Whenever a line contains the string "испытанием", copy it out of the entries.

— begin —

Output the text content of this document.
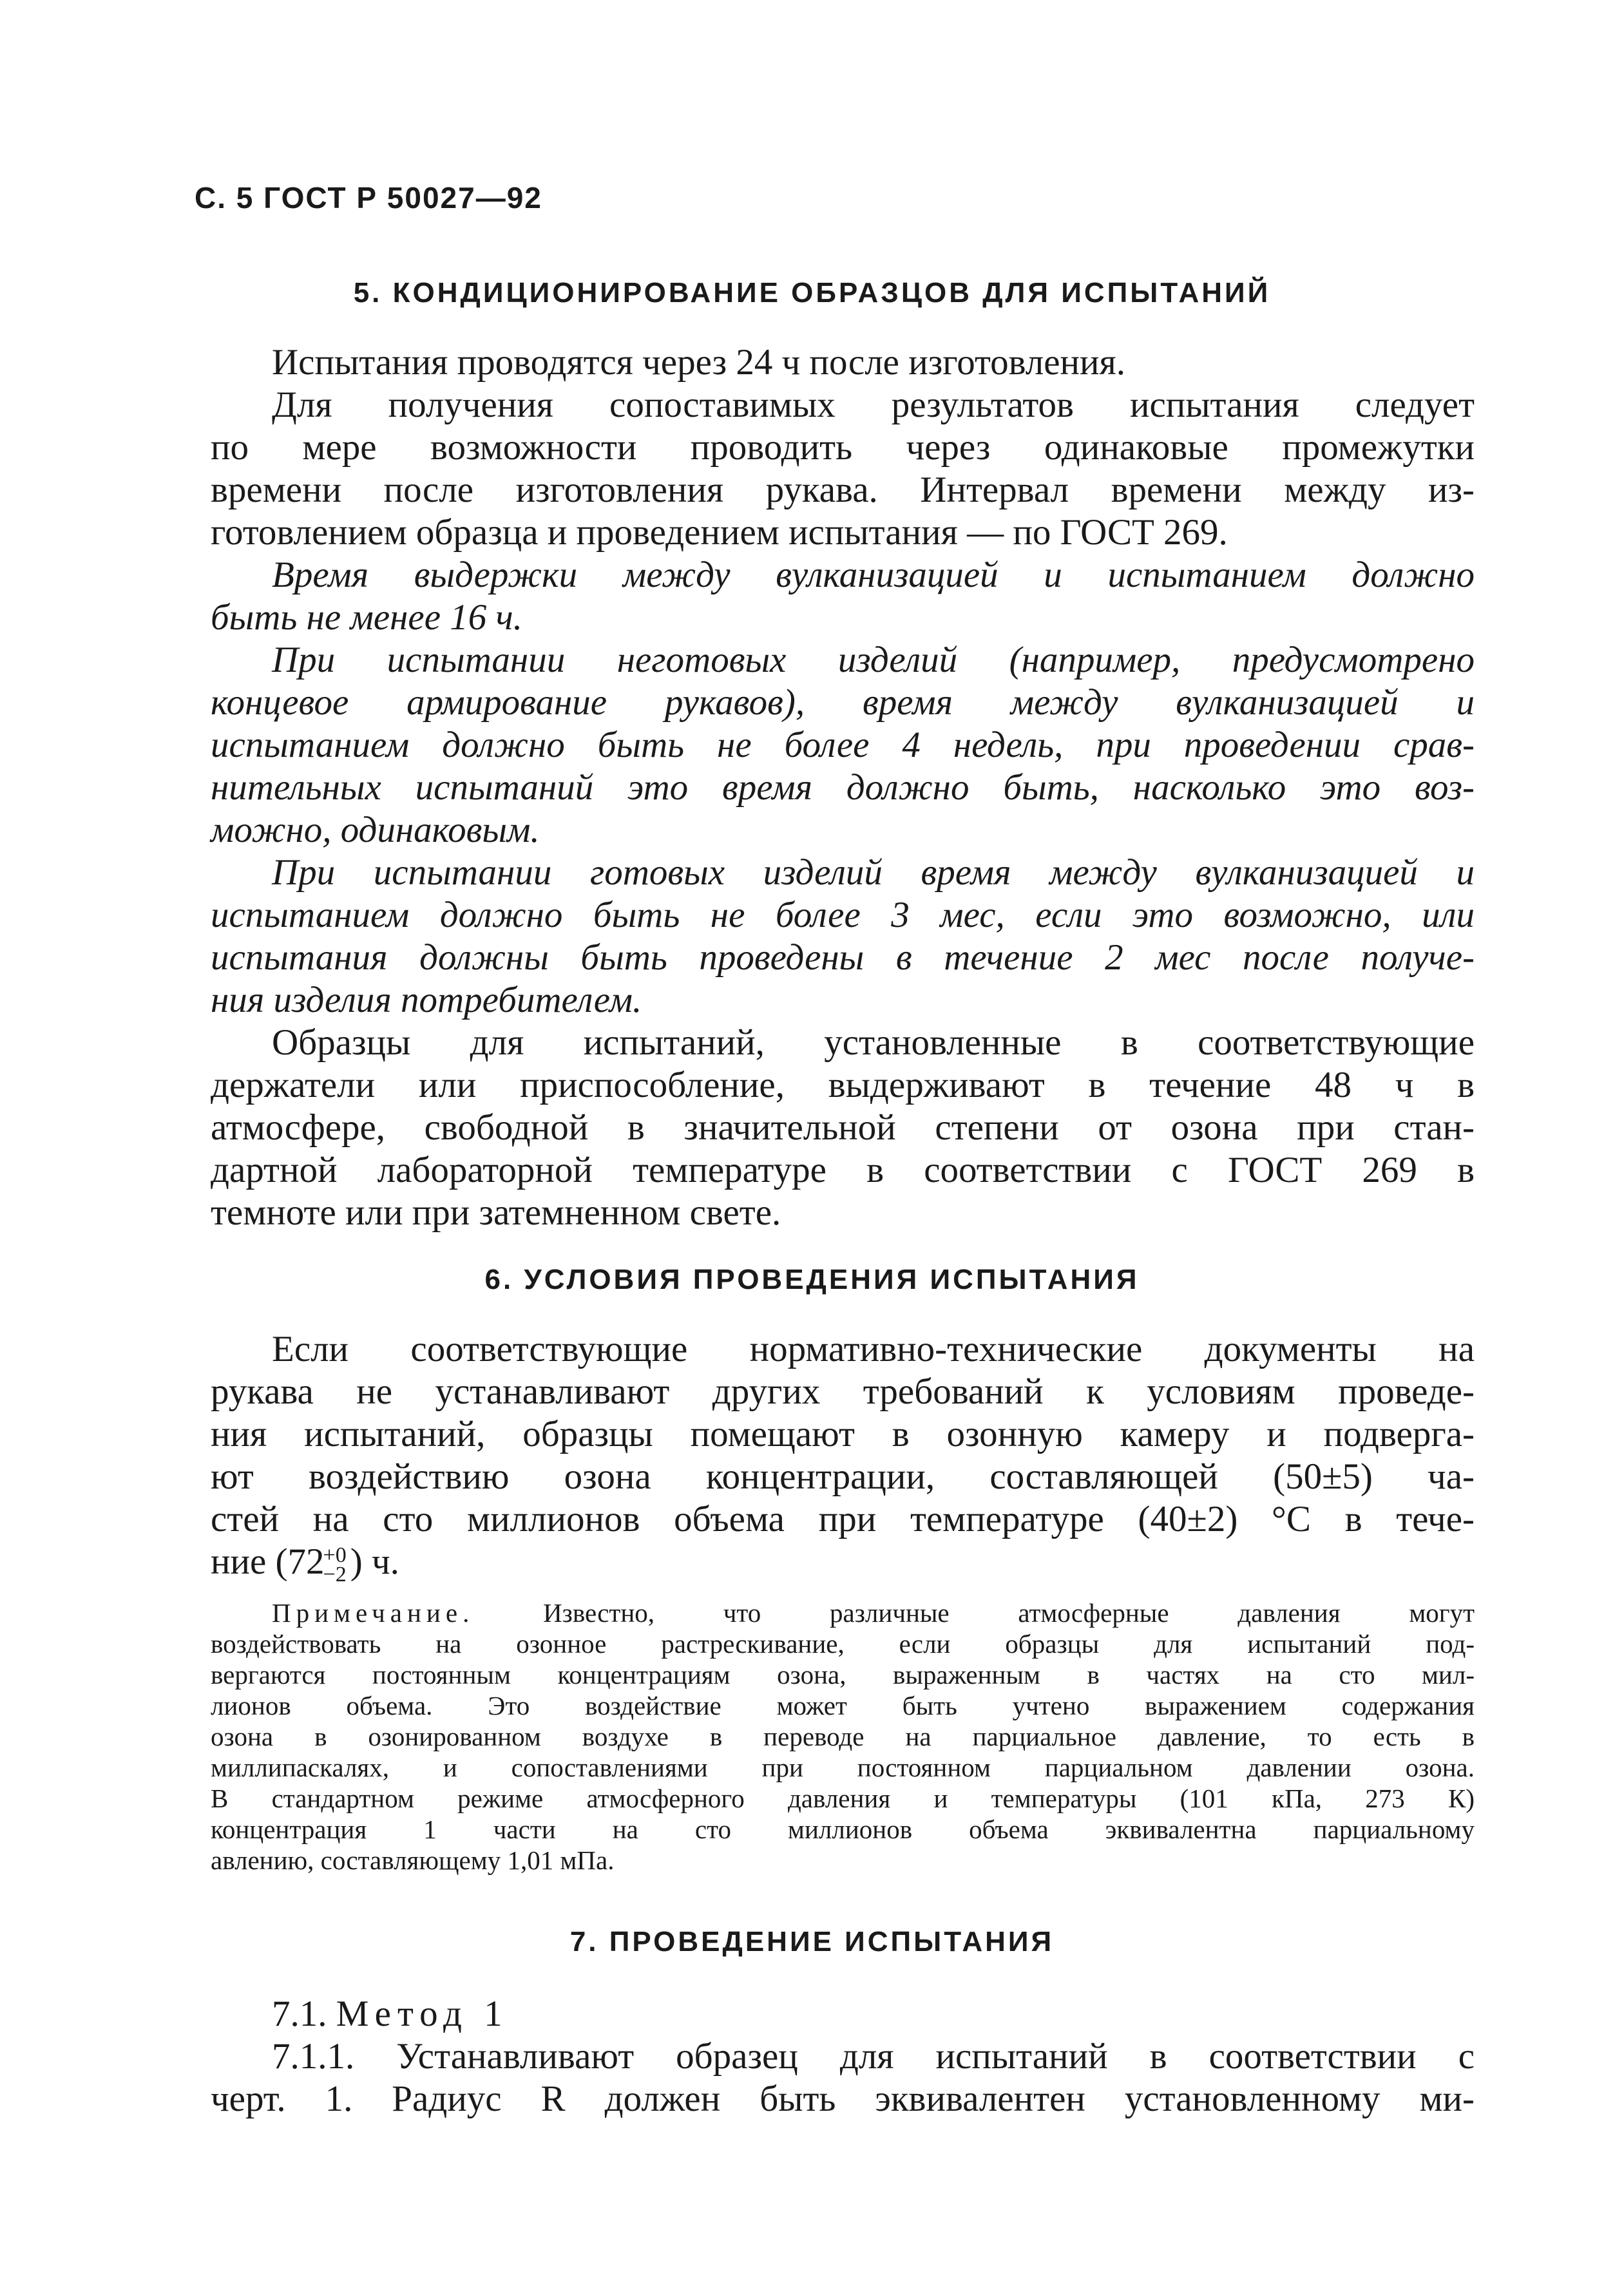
С. 5 ГОСТ Р 50027—92
5. КОНДИЦИОНИРОВАНИЕ ОБРАЗЦОВ ДЛЯ ИСПЫТАНИЙ
Испытания проводятся через 24 ч после изготовления.
Для получения сопоставимых результатов испытания следует
по мере возможности проводить через одинаковые промежутки
времени после изготовления рукава. Интервал времени между из-
готовлением образца и проведением испытания — по ГОСТ 269.
Время выдержки между вулканизацией и испытанием должно
быть не менее 16 ч.
При испытании неготовых изделий (например, предусмотрено
концевое армирование рукавов), время между вулканизацией и
испытанием должно быть не более 4 недель, при проведении срав-
нительных испытаний это время должно быть, насколько это воз-
можно, одинаковым.
При испытании готовых изделий время между вулканизацией и
испытанием должно быть не более 3 мес, если это возможно, или
испытания должны быть проведены в течение 2 мес после получе-
ния изделия потребителем.
Образцы для испытаний, установленные в соответствующие
держатели или приспособление, выдерживают в течение 48 ч в
атмосфере, свободной в значительной степени от озона при стан-
дартной лабораторной температуре в соответствии с ГОСТ 269 в
темноте или при затемненном свете.
6. УСЛОВИЯ ПРОВЕДЕНИЯ ИСПЫТАНИЯ
Если соответствующие нормативно-технические документы на
рукава не устанавливают других требований к условиям проведе-
ния испытаний, образцы помещают в озонную камеру и подверга-
ют воздействию озона концентрации, составляющей (50±5) ча-
стей на сто миллионов объема при температуре (40±2) °С в тече-
ние (72
+0
−2 ) ч.
Примечание.	Известно, что различные атмосферные давления могут
воздействовать на озонное растрескивание, если образцы для испытаний под-
вергаются постоянным концентрациям озона, выраженным в частях на сто мил-
лионов объема. Это воздействие может быть учтено выражением содержания
озона в озонированном воздухе в переводе на парциальное давление, то есть в
миллипаскалях, и сопоставлениями при постоянном парциальном давлении озона.
В стандартном режиме атмосферного давления и температуры (101 кПа, 273 К)
концентрация 1 части на сто миллионов объема эквивалентна парциальному
авлению, составляющему 1,01 мПа.
7. ПРОВЕДЕНИЕ ИСПЫТАНИЯ
7.1. Метод 1
7.1.1. Устанавливают образец для испытаний в соответствии с
черт. 1. Радиус R должен быть эквивалентен установленному ми-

— end —

- Written solution:
Время выдержки между вулканизацией и испытанием должно
испытанием должно быть не более 4 недель, при проведении срав-
испытанием должно быть не более 3 мес, если это возможно, или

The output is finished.